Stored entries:
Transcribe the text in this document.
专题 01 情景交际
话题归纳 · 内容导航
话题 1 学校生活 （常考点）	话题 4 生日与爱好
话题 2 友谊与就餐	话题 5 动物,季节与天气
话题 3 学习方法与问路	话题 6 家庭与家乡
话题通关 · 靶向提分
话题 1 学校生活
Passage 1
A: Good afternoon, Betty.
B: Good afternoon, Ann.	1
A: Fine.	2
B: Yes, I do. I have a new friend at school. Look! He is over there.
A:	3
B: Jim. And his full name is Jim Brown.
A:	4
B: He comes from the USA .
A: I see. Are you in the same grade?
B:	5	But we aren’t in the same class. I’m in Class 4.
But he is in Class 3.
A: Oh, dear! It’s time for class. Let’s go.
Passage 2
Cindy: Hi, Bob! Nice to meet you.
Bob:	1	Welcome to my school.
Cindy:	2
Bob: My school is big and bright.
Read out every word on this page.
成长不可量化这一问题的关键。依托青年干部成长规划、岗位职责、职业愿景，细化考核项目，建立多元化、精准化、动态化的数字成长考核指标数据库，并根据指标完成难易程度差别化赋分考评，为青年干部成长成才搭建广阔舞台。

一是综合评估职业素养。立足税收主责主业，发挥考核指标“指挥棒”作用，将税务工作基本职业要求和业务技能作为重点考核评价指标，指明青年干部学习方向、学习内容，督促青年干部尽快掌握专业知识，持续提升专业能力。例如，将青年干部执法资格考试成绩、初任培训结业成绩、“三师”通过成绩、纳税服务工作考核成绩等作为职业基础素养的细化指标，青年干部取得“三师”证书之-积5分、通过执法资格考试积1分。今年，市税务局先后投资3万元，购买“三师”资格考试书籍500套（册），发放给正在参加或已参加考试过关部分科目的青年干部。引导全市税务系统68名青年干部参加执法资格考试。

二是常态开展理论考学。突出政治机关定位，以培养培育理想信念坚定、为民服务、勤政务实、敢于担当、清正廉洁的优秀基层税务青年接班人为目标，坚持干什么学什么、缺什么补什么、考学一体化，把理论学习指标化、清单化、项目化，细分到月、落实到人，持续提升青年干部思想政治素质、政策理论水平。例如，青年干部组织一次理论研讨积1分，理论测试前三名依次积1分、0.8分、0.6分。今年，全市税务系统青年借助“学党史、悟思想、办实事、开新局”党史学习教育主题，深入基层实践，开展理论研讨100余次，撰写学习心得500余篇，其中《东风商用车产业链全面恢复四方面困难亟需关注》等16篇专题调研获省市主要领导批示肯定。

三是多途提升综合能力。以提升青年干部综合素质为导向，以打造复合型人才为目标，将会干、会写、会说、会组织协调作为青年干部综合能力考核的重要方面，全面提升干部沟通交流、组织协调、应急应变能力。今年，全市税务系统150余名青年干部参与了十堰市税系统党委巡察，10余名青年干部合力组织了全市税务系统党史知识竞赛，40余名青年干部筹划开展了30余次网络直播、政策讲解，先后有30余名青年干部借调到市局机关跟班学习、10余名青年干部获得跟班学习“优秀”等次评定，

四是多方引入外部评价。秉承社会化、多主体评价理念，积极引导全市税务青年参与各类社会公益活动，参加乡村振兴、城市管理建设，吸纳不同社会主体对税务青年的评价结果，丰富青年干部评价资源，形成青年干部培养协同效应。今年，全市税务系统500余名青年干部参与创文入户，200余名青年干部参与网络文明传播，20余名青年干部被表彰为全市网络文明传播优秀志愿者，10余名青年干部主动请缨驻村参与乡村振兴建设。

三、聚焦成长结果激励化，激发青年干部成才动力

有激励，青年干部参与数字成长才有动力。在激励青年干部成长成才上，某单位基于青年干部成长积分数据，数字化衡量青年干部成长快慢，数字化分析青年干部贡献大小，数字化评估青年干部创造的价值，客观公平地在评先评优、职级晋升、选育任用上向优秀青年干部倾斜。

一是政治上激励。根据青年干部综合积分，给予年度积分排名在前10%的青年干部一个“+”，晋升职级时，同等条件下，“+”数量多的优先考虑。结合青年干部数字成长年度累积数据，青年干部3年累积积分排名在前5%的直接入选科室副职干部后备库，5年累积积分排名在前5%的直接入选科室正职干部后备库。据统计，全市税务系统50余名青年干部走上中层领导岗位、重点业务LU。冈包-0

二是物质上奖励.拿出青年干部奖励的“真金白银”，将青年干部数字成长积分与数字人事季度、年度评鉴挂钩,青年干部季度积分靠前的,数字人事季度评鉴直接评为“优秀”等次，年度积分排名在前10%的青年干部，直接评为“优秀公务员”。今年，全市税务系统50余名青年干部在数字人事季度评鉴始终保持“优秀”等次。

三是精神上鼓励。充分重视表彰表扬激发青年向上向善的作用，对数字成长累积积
--
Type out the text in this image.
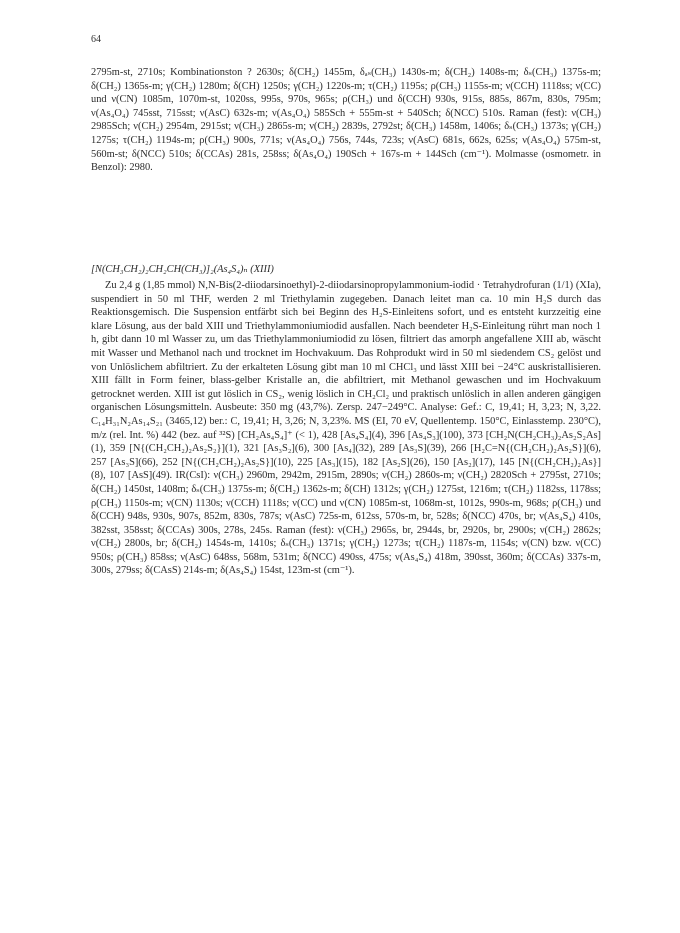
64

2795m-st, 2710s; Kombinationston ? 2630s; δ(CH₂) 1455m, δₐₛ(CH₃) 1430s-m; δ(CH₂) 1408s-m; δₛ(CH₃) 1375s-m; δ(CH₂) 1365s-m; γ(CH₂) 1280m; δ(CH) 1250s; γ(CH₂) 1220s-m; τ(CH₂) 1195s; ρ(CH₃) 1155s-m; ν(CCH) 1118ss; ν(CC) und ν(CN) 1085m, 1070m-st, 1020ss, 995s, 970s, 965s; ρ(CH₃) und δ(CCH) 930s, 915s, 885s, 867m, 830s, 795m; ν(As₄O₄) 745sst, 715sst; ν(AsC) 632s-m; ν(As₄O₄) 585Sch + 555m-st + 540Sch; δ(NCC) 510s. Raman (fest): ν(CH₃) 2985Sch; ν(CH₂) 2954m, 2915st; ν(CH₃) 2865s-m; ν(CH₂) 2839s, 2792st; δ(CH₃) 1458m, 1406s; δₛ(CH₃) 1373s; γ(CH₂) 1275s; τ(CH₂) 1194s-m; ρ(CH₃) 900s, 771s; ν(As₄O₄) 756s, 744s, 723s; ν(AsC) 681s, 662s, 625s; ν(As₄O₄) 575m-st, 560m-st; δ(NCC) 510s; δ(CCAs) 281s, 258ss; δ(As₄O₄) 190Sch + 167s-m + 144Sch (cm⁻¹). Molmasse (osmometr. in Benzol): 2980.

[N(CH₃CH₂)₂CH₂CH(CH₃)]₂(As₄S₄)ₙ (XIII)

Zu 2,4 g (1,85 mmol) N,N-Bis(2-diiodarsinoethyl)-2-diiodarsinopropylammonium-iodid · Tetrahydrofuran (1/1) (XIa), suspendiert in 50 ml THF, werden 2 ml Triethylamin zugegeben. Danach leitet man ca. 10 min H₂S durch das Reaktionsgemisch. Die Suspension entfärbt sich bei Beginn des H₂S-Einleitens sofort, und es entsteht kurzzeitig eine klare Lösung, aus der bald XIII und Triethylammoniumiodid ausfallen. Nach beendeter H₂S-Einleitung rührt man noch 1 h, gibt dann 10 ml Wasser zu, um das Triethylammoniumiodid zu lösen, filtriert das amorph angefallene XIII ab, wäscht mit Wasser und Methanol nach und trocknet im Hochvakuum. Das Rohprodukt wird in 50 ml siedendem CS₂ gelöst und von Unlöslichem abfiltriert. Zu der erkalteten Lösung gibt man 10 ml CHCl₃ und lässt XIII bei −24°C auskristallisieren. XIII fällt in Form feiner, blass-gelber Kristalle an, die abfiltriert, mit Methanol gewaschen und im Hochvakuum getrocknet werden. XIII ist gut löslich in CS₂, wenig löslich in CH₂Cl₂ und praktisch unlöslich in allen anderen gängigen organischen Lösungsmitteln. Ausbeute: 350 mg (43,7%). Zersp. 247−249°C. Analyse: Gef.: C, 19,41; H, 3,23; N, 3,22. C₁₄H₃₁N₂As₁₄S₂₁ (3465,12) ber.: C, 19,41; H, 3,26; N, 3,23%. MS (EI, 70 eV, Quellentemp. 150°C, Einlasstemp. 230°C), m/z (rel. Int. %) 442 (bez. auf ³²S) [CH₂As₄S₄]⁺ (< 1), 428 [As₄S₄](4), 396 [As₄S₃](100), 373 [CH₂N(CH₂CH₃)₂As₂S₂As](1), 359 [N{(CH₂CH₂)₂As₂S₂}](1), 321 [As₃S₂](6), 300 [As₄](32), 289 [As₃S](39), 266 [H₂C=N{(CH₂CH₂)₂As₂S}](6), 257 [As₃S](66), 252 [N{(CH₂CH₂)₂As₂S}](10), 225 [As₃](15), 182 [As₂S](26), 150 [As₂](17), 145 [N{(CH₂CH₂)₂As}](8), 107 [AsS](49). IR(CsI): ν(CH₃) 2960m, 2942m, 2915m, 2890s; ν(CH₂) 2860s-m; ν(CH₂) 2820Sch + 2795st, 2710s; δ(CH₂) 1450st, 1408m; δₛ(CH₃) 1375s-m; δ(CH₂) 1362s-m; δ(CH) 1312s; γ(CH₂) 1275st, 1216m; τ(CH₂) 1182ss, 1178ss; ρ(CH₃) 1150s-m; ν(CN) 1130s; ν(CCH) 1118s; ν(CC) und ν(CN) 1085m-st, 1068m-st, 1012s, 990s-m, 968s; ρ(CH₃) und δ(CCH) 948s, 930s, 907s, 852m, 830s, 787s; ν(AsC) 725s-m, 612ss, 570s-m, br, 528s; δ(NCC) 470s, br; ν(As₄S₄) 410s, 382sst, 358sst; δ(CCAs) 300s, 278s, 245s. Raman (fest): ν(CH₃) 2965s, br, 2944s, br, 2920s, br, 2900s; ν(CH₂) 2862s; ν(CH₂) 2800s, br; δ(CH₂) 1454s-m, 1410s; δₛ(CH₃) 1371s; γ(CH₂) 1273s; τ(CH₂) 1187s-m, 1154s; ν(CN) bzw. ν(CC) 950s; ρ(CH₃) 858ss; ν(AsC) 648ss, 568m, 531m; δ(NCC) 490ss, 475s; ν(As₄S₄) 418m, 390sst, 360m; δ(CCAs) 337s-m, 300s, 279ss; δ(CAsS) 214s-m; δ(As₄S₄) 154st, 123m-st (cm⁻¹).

#### REQUIRED WORK
Look above for lines with the word "same" and copy them all.

#### EXERCISE OUTPUT
A: I see. Are you in the same grade?
B:	5	But we aren’t in the same class. I’m in Class 4.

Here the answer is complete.